[Items from a data source]
--- begin ---
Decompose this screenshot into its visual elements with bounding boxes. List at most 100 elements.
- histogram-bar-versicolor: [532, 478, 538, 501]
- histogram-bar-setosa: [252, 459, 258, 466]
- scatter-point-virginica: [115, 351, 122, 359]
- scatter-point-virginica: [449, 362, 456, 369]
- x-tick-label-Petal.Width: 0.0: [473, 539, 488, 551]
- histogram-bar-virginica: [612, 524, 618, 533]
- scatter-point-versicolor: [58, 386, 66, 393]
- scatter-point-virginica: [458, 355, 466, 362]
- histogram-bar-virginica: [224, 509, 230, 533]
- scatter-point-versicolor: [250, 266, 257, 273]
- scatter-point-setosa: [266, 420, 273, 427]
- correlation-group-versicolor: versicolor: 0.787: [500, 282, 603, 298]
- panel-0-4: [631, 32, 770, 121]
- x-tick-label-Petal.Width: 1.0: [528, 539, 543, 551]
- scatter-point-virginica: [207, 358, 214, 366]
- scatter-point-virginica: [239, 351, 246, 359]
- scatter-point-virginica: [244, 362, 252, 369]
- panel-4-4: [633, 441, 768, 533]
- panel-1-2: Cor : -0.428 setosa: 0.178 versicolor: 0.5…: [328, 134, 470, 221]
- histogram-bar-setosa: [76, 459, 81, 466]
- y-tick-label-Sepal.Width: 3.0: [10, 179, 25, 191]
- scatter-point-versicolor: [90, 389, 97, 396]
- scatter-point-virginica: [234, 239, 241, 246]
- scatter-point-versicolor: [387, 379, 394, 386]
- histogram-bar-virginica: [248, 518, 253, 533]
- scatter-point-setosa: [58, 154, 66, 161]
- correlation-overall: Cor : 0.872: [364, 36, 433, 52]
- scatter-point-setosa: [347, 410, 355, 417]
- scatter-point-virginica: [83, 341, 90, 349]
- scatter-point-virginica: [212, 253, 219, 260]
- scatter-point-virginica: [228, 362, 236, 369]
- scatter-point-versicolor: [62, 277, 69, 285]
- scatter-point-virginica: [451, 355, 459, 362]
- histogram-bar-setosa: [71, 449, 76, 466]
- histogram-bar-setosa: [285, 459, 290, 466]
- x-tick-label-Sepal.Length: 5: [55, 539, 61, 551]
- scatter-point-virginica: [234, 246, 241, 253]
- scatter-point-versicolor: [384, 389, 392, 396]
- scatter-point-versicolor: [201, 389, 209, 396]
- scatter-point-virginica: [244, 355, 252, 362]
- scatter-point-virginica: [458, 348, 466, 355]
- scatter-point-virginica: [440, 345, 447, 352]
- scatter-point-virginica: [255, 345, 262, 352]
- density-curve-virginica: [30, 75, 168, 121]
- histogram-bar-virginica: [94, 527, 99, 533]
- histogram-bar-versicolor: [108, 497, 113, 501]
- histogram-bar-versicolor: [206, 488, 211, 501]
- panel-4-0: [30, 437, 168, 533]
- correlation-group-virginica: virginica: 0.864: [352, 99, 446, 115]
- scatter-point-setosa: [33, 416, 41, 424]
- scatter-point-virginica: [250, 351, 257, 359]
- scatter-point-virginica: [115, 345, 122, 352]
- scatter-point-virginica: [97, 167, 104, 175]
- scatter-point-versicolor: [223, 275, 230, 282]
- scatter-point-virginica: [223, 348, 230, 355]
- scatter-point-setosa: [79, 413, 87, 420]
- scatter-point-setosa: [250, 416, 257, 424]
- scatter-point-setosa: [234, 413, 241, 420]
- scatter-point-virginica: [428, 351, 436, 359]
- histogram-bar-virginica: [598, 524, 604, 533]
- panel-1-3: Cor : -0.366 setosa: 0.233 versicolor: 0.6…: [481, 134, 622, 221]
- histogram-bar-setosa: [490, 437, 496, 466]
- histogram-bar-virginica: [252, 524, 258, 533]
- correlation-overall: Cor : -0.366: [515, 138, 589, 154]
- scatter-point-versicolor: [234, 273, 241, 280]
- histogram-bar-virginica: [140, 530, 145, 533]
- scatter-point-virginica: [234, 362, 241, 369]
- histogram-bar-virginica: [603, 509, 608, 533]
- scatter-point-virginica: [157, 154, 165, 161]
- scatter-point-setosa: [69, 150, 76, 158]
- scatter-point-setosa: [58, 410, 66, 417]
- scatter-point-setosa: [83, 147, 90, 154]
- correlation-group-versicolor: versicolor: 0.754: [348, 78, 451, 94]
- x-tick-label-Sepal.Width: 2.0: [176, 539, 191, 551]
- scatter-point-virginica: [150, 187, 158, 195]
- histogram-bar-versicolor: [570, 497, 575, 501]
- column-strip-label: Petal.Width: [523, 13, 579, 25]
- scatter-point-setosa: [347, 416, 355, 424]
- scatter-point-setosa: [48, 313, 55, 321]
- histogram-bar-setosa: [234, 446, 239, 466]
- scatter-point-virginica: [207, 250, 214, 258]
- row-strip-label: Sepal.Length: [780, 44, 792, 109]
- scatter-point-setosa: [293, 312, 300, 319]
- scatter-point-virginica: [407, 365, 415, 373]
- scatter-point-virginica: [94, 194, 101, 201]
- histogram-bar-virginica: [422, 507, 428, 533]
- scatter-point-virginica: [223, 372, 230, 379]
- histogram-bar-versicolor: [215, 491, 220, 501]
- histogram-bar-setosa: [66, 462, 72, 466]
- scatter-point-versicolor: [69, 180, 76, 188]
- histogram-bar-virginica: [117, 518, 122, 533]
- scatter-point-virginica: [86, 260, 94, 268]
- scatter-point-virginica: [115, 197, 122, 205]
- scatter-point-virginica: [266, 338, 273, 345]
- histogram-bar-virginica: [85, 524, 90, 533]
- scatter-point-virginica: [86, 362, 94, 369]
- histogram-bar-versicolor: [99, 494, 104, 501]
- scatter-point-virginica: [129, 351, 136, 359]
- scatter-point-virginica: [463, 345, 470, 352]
--- end ---
• Task objective
Repeat the full listing above line for line, changing nothing.

• Correct response
Decompose this screenshot into its visual elements with bounding boxes. List at most 100 elements.
- histogram-bar-versicolor: [532, 478, 538, 501]
- histogram-bar-setosa: [252, 459, 258, 466]
- scatter-point-virginica: [115, 351, 122, 359]
- scatter-point-virginica: [449, 362, 456, 369]
- x-tick-label-Petal.Width: 0.0: [473, 539, 488, 551]
- histogram-bar-virginica: [612, 524, 618, 533]
- scatter-point-versicolor: [58, 386, 66, 393]
- scatter-point-virginica: [458, 355, 466, 362]
- histogram-bar-virginica: [224, 509, 230, 533]
- scatter-point-versicolor: [250, 266, 257, 273]
- scatter-point-setosa: [266, 420, 273, 427]
- correlation-group-versicolor: versicolor: 0.787: [500, 282, 603, 298]
- panel-0-4: [631, 32, 770, 121]
- x-tick-label-Petal.Width: 1.0: [528, 539, 543, 551]
- scatter-point-virginica: [207, 358, 214, 366]
- scatter-point-virginica: [239, 351, 246, 359]
- scatter-point-virginica: [244, 362, 252, 369]
- panel-4-4: [633, 441, 768, 533]
- panel-1-2: Cor : -0.428 setosa: 0.178 versicolor: 0.5…: [328, 134, 470, 221]
- histogram-bar-setosa: [76, 459, 81, 466]
- y-tick-label-Sepal.Width: 3.0: [10, 179, 25, 191]
- scatter-point-versicolor: [90, 389, 97, 396]
- scatter-point-virginica: [234, 239, 241, 246]
- scatter-point-versicolor: [387, 379, 394, 386]
- histogram-bar-virginica: [248, 518, 253, 533]
- scatter-point-setosa: [58, 154, 66, 161]
- correlation-overall: Cor : 0.872: [364, 36, 433, 52]
- scatter-point-setosa: [347, 410, 355, 417]
- scatter-point-virginica: [83, 341, 90, 349]
- scatter-point-virginica: [212, 253, 219, 260]
- scatter-point-virginica: [228, 362, 236, 369]
- scatter-point-versicolor: [62, 277, 69, 285]
- scatter-point-virginica: [451, 355, 459, 362]
- histogram-bar-setosa: [71, 449, 76, 466]
- histogram-bar-setosa: [285, 459, 290, 466]
- x-tick-label-Sepal.Length: 5: [55, 539, 61, 551]
- scatter-point-virginica: [234, 246, 241, 253]
- scatter-point-versicolor: [384, 389, 392, 396]
- scatter-point-versicolor: [201, 389, 209, 396]
- scatter-point-virginica: [244, 355, 252, 362]
- scatter-point-virginica: [458, 348, 466, 355]
- scatter-point-virginica: [440, 345, 447, 352]
- scatter-point-virginica: [255, 345, 262, 352]
- density-curve-virginica: [30, 75, 168, 121]
- histogram-bar-virginica: [94, 527, 99, 533]
- histogram-bar-versicolor: [108, 497, 113, 501]
- histogram-bar-versicolor: [206, 488, 211, 501]
- panel-4-0: [30, 437, 168, 533]
- correlation-group-virginica: virginica: 0.864: [352, 99, 446, 115]
- scatter-point-setosa: [33, 416, 41, 424]
- scatter-point-virginica: [250, 351, 257, 359]
- scatter-point-virginica: [115, 345, 122, 352]
- scatter-point-virginica: [97, 167, 104, 175]
- scatter-point-versicolor: [223, 275, 230, 282]
- scatter-point-virginica: [223, 348, 230, 355]
- scatter-point-setosa: [79, 413, 87, 420]
- scatter-point-setosa: [250, 416, 257, 424]
- scatter-point-setosa: [234, 413, 241, 420]
- scatter-point-virginica: [428, 351, 436, 359]
- histogram-bar-virginica: [598, 524, 604, 533]
- panel-1-3: Cor : -0.366 setosa: 0.233 versicolor: 0.6…: [481, 134, 622, 221]
- histogram-bar-setosa: [490, 437, 496, 466]
- histogram-bar-virginica: [252, 524, 258, 533]
- correlation-overall: Cor : -0.366: [515, 138, 589, 154]
- scatter-point-versicolor: [234, 273, 241, 280]
- histogram-bar-virginica: [140, 530, 145, 533]
- scatter-point-virginica: [234, 362, 241, 369]
- histogram-bar-virginica: [603, 509, 608, 533]
- scatter-point-virginica: [157, 154, 165, 161]
- scatter-point-setosa: [69, 150, 76, 158]
- scatter-point-setosa: [58, 410, 66, 417]
- scatter-point-setosa: [83, 147, 90, 154]
- correlation-group-versicolor: versicolor: 0.754: [348, 78, 451, 94]
- x-tick-label-Sepal.Width: 2.0: [176, 539, 191, 551]
- scatter-point-virginica: [150, 187, 158, 195]
- histogram-bar-versicolor: [570, 497, 575, 501]
- column-strip-label: Petal.Width: [523, 13, 579, 25]
- scatter-point-setosa: [347, 416, 355, 424]
- scatter-point-setosa: [48, 313, 55, 321]
- histogram-bar-setosa: [234, 446, 239, 466]
- scatter-point-virginica: [207, 250, 214, 258]
- row-strip-label: Sepal.Length: [780, 44, 792, 109]
- scatter-point-setosa: [293, 312, 300, 319]
- scatter-point-virginica: [407, 365, 415, 373]
- scatter-point-virginica: [94, 194, 101, 201]
- histogram-bar-virginica: [422, 507, 428, 533]
- scatter-point-virginica: [223, 372, 230, 379]
- histogram-bar-versicolor: [215, 491, 220, 501]
- histogram-bar-setosa: [66, 462, 72, 466]
- scatter-point-versicolor: [69, 180, 76, 188]
- histogram-bar-virginica: [117, 518, 122, 533]
- scatter-point-virginica: [86, 260, 94, 268]
- scatter-point-virginica: [115, 197, 122, 205]
- scatter-point-virginica: [266, 338, 273, 345]
- histogram-bar-virginica: [85, 524, 90, 533]
- scatter-point-virginica: [86, 362, 94, 369]
- histogram-bar-versicolor: [99, 494, 104, 501]
- scatter-point-virginica: [129, 351, 136, 359]
- scatter-point-virginica: [463, 345, 470, 352]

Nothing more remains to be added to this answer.